BEGIN TASK DATA
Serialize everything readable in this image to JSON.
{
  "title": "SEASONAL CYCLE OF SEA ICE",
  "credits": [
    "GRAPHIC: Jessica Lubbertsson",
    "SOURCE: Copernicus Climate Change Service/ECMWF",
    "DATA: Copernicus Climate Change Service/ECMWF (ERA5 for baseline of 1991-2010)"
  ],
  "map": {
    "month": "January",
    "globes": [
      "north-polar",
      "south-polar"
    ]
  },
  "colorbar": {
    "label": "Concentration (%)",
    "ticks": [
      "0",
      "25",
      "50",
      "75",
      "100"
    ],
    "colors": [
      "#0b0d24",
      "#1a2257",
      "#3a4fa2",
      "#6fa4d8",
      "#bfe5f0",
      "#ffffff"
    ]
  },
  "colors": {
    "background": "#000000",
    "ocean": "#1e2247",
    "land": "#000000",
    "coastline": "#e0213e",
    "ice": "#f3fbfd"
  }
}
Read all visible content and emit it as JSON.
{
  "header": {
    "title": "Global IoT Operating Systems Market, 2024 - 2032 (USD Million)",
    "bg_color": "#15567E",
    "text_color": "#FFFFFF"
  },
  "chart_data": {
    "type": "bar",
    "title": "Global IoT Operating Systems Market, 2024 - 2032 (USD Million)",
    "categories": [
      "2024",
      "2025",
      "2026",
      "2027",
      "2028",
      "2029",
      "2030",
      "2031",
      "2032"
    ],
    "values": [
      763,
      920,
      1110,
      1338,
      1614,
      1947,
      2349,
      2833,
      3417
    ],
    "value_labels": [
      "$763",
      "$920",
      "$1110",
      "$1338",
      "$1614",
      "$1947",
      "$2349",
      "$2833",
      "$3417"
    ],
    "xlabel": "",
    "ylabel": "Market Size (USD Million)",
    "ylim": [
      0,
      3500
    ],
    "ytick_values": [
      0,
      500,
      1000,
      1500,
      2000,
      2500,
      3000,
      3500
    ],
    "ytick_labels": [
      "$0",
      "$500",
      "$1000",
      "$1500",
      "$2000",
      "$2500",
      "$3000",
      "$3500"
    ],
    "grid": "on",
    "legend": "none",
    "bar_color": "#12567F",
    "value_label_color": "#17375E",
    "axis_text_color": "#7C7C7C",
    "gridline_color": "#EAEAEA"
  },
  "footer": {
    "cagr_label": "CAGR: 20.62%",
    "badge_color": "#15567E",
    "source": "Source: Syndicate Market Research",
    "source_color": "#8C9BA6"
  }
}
END TASK DATA
- WHAT IS BEING ASKED:
Extract every line above exactly as it stands.

- TASK RESPONSE:
Serialize everything readable in this image to JSON.
{
  "title": "SEASONAL CYCLE OF SEA ICE",
  "credits": [
    "GRAPHIC: Jessica Lubbertsson",
    "SOURCE: Copernicus Climate Change Service/ECMWF",
    "DATA: Copernicus Climate Change Service/ECMWF (ERA5 for baseline of 1991-2010)"
  ],
  "map": {
    "month": "January",
    "globes": [
      "north-polar",
      "south-polar"
    ]
  },
  "colorbar": {
    "label": "Concentration (%)",
    "ticks": [
      "0",
      "25",
      "50",
      "75",
      "100"
    ],
    "colors": [
      "#0b0d24",
      "#1a2257",
      "#3a4fa2",
      "#6fa4d8",
      "#bfe5f0",
      "#ffffff"
    ]
  },
  "colors": {
    "background": "#000000",
    "ocean": "#1e2247",
    "land": "#000000",
    "coastline": "#e0213e",
    "ice": "#f3fbfd"
  }
}
Read all visible content and emit it as JSON.
{
  "header": {
    "title": "Global IoT Operating Systems Market, 2024 - 2032 (USD Million)",
    "bg_color": "#15567E",
    "text_color": "#FFFFFF"
  },
  "chart_data": {
    "type": "bar",
    "title": "Global IoT Operating Systems Market, 2024 - 2032 (USD Million)",
    "categories": [
      "2024",
      "2025",
      "2026",
      "2027",
      "2028",
      "2029",
      "2030",
      "2031",
      "2032"
    ],
    "values": [
      763,
      920,
      1110,
      1338,
      1614,
      1947,
      2349,
      2833,
      3417
    ],
    "value_labels": [
      "$763",
      "$920",
      "$1110",
      "$1338",
      "$1614",
      "$1947",
      "$2349",
      "$2833",
      "$3417"
    ],
    "xlabel": "",
    "ylabel": "Market Size (USD Million)",
    "ylim": [
      0,
      3500
    ],
    "ytick_values": [
      0,
      500,
      1000,
      1500,
      2000,
      2500,
      3000,
      3500
    ],
    "ytick_labels": [
      "$0",
      "$500",
      "$1000",
      "$1500",
      "$2000",
      "$2500",
      "$3000",
      "$3500"
    ],
    "grid": "on",
    "legend": "none",
    "bar_color": "#12567F",
    "value_label_color": "#17375E",
    "axis_text_color": "#7C7C7C",
    "gridline_color": "#EAEAEA"
  },
  "footer": {
    "cagr_label": "CAGR: 20.62%",
    "badge_color": "#15567E",
    "source": "Source: Syndicate Market Research",
    "source_color": "#8C9BA6"
  }
}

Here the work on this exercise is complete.